**Page excerpt:**
▼▼▼
L.L.Bean says these boots will keep your feet warm and dry in some extreme conditions, down to -20 degrees if you’re doing moderate activity. I wouldn’t trust them to keep my feet warm while out on a weekend long hunting excursion in Maine, but they handled an hour long hike and some time shoveling the snow out of my driveway magnificently. 

  • Image Credit: Christopher McGraw

Best Luggage Rack - Thule Canyon XT Cargo Basket - $299

When it comes to gearing up for an extended ski-weekend, there are a few options for keeping your luggage and skis on your roof instead of taking up space inside your car, the most versatile of which is the cargo basket. With a bungee net or ratchet straps you can strap luggage and equipment to the top of your car with ease and don’t have to worry about closing a lid. 
  • Image Credit: Christopher McGraw

Thule Canyon XT Cargo Basket

At 50 inches long it can handle a fair amount of gear, though if you find you need more room, you can buy a 20 inch extender, which makes the cargo area of the basket nearly six feet in length. The stretch cargo net and ratchet straps are sold separately, but I just opted for generic brands rather than the overpriced Thule branded options, and they have worked out just fine.

As with every roof rack I’ve tried, there is wind noise at highway speeds. And with the sturdiness does come weight, which sits at around 30 pounds. With my current crossbar setup rated to 150 pounds, that means that 20% of my max load is taken up just by the basket itself. Thankfully, a couple of duffels full of skin equipment and two pairs of skis aren’t nearly enough to make up the difference, though if you are planning on carrying heavier loads, I’d look elsewhere. 

  • Image Credit: Christopher McGraw

Rooftop Duffel - Patagonia Stormfront Wet/Dry Duffel 65L - $249

With a cargo basket like the Thule, a water sealed bag to protect your clothes from the rain, sleet, and snow winter can offer up is a must. That’s where the Patagonia Storefront duffel comes in. Originally made to house wet gear after a days worth of fly fishing, this bag will keep your clothes dry after a trip to the ski hill or on a crosscountry road trip.
▲▲▲
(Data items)
▼▼▼
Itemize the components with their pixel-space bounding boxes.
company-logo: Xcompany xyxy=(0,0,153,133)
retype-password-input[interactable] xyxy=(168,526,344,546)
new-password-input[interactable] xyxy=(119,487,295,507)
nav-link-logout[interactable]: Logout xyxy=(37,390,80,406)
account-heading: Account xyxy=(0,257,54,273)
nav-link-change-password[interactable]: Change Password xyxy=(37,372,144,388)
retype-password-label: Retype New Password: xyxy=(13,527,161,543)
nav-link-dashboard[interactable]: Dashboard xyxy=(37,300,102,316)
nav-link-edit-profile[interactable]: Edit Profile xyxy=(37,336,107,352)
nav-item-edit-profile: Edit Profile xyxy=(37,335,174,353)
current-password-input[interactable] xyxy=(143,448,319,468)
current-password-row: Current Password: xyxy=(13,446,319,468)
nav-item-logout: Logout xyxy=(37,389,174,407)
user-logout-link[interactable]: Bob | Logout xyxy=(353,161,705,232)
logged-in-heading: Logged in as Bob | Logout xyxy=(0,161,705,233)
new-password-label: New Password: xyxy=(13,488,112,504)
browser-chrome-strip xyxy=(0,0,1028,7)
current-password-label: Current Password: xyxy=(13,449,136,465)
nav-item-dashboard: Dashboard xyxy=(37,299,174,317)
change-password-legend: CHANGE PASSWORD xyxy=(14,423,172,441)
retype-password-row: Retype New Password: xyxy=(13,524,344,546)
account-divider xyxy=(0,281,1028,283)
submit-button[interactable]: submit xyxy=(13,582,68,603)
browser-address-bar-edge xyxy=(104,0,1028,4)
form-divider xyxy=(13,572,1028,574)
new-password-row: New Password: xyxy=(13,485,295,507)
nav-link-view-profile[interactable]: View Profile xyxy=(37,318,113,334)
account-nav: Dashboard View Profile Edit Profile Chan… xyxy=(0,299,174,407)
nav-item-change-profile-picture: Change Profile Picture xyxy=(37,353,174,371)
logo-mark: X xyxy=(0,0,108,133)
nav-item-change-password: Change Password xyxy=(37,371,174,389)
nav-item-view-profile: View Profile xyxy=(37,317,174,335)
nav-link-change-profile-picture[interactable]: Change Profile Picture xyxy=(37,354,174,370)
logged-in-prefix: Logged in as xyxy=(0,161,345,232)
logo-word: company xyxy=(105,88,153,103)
▲▲▲
**Required work:**
**1)** Summarize the winter gear review in two sentences.
**2)** Carry on the winter gear review past its final sentence.

**Solved problems:**
**1)** L.L.Bean boots rated for moderate activity down to -20 degrees handled an hour-long hike and time shoveling a snowy driveway very well, and the $299 Thule Canyon XT Cargo Basket is named the best luggage rack: a versatile 50-inch basket that can be extended, though it brings wind noise at highway speeds and weighs around 30 pounds. The $249 Patagonia Stormfront Wet/Dry Duffel 65L is then presented as a water-sealed bag, originally made to hold wet gear after fly fishing, that keeps clothes dry in such a rooftop basket.

**2)**
  • Image Credit: Christopher McGraw

Patagonia Stormfront Wet/Dry Duffel 65L

This is a simple duffel with one main pocket and another area on the bottom where you can keep your snow-crusted ski pants so that everything else stays dry.

The bad: while this bag is great for carrying clothing, any hard or sharp object inside might be its undoing. On my latest trip to shoot the new Jeep Wrangler in Arizona, a tripod tore a small hole in the side. That being said, this bag, and everything Patagonia makes, has a lifetime warranty – I just would’ve preferred to not use it so soon. 

  • Image Credit: Christopher McGraw

Camera Gear - DJI Phantom 4, Panasonic GH5, LowePro Whistler BP 450

What’s the point in having an awesome car if you don’t shoot awesome photos of it? We are gear heads here at Autoblog and that doesn’t stop with cars. When it comes to getting sweet shots of whatever whip we have in a given week, this is what we prefer. 

My first drone was a DJI Phantom and since then more and more companies have tried their hand at quadcopters, some more successfully than others. The Phantom 4 is lightyears ahead of my original Phantom with an incredible built in camera and gimble system which allows silky smooth shots on even the windiest of days. 

I was skeptical when I first went from a full frame camera to the Panasonic GH4, and with the new GH5, my qualms are almost completely gone. This camera can shoot magnificent 4K video and up to 7.5x slow motion in full HD. That, and it is a machine when it comes to photography. Sure it has a smaller sensor making it more difficult to get a super shallow depth of field, but with the plethora of lenses that are being made for micro 4/3 cameras, you’ll definitely find one that will create beautiful images. 

Of course, traveling all over the world shooting cars means you need a solid bag to store all of your gear. That’s where the LowePro Whistler BP 450 comes in. It can easily hold two camera bodies and four lenses, not to mention all of the audio equipment we use as a video team. It also holds my 15-inch MacBook Pro and all of my charging cables and extra batteries with plenty of room to spare. All of that while still fitting in the overhead compartment of a commuter jet when necessary.